STATED TASK:
Set down all of the data that follows word for word, without the images.
─── AVAILABLE DATA ───
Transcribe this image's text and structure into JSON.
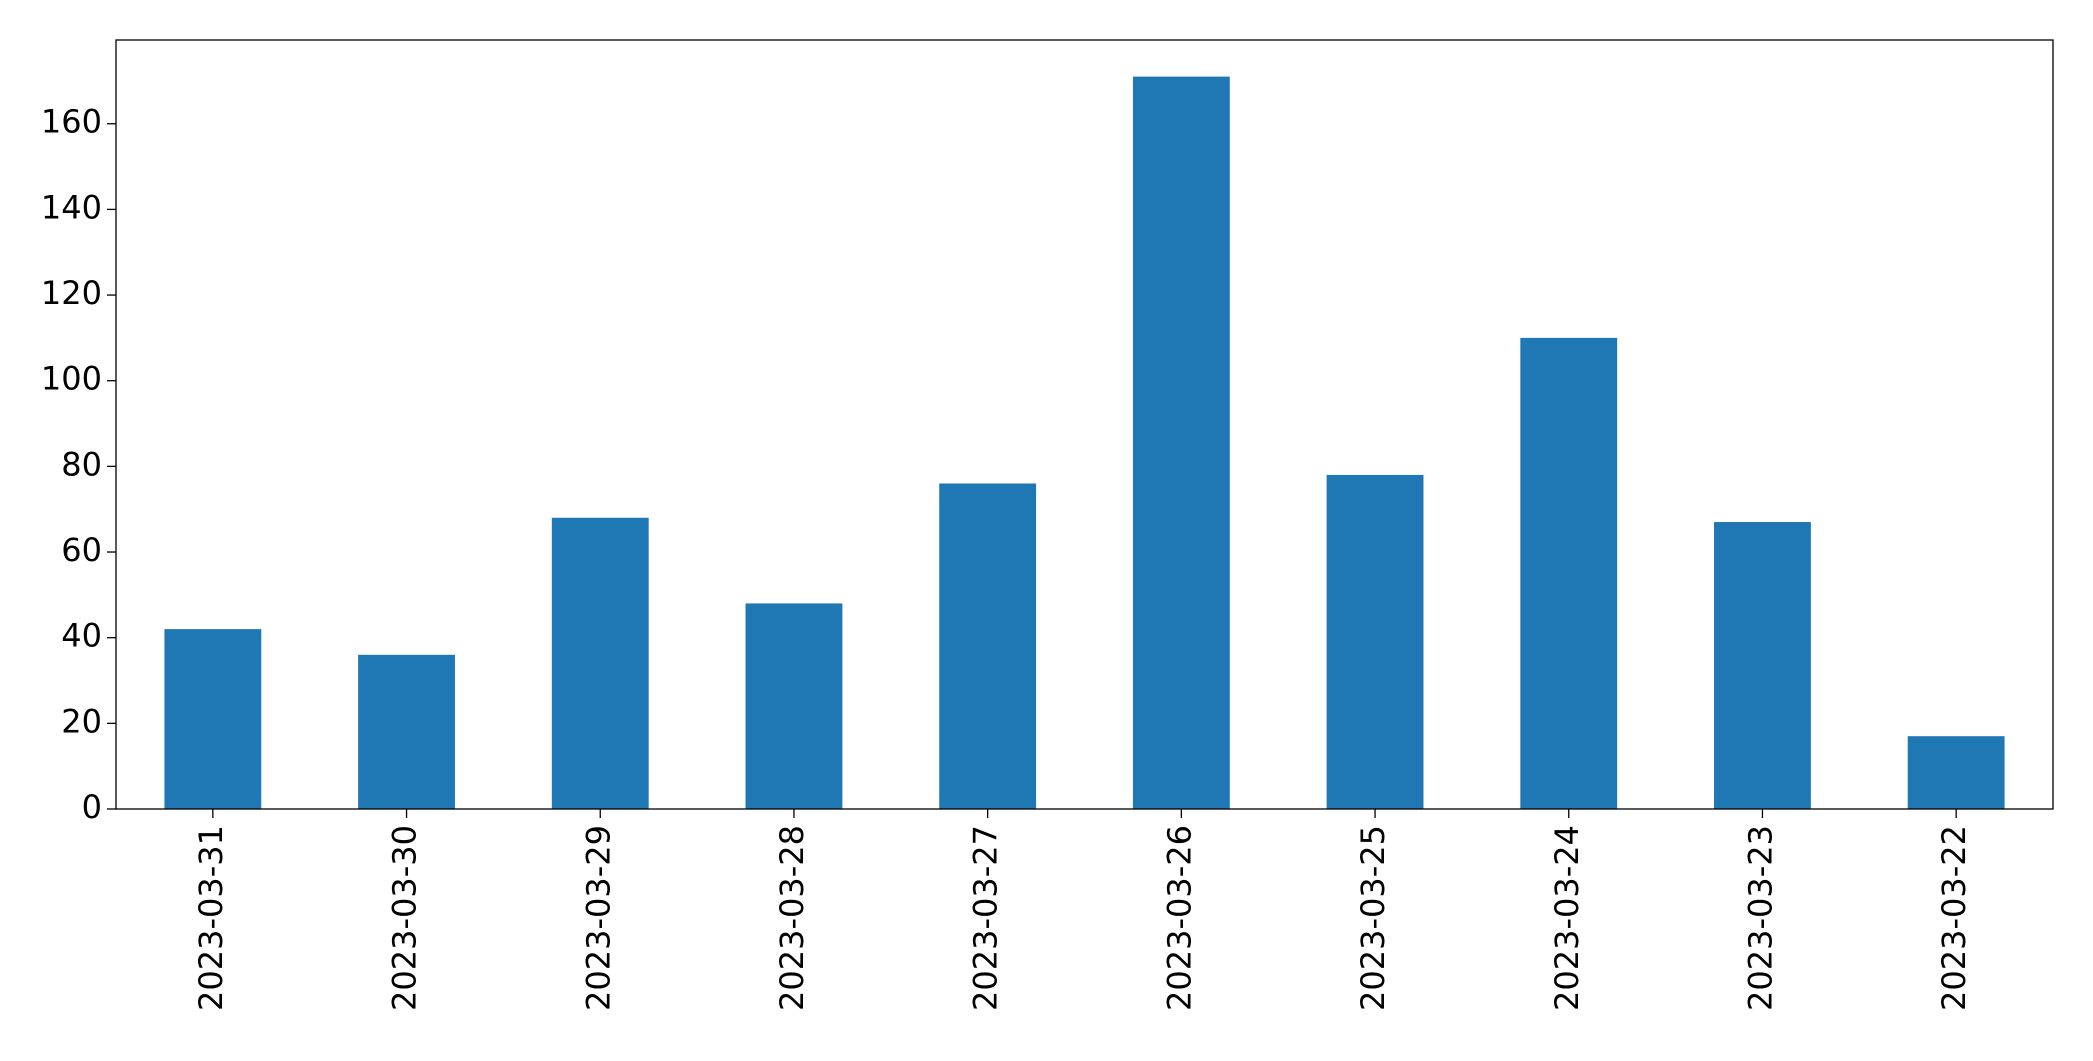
{
  "chart_data": {
    "type": "bar",
    "categories": [
      "2023-03-31",
      "2023-03-30",
      "2023-03-29",
      "2023-03-28",
      "2023-03-27",
      "2023-03-26",
      "2023-03-25",
      "2023-03-24",
      "2023-03-23",
      "2023-03-22"
    ],
    "values": [
      42,
      36,
      68,
      48,
      76,
      171,
      78,
      110,
      67,
      17
    ],
    "color": "#1f77b4",
    "ylim": [
      0,
      179.55
    ],
    "yticks": [
      0,
      20,
      40,
      60,
      80,
      100,
      120,
      140,
      160
    ],
    "grid": false
  }
}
───
WRITTEN RESPONSE:
Transcribe this image's text and structure into JSON.
{
  "chart_data": {
    "type": "bar",
    "categories": [
      "2023-03-31",
      "2023-03-30",
      "2023-03-29",
      "2023-03-28",
      "2023-03-27",
      "2023-03-26",
      "2023-03-25",
      "2023-03-24",
      "2023-03-23",
      "2023-03-22"
    ],
    "values": [
      42,
      36,
      68,
      48,
      76,
      171,
      78,
      110,
      67,
      17
    ],
    "color": "#1f77b4",
    "ylim": [
      0,
      179.55
    ],
    "yticks": [
      0,
      20,
      40,
      60,
      80,
      100,
      120,
      140,
      160
    ],
    "grid": false
  }
}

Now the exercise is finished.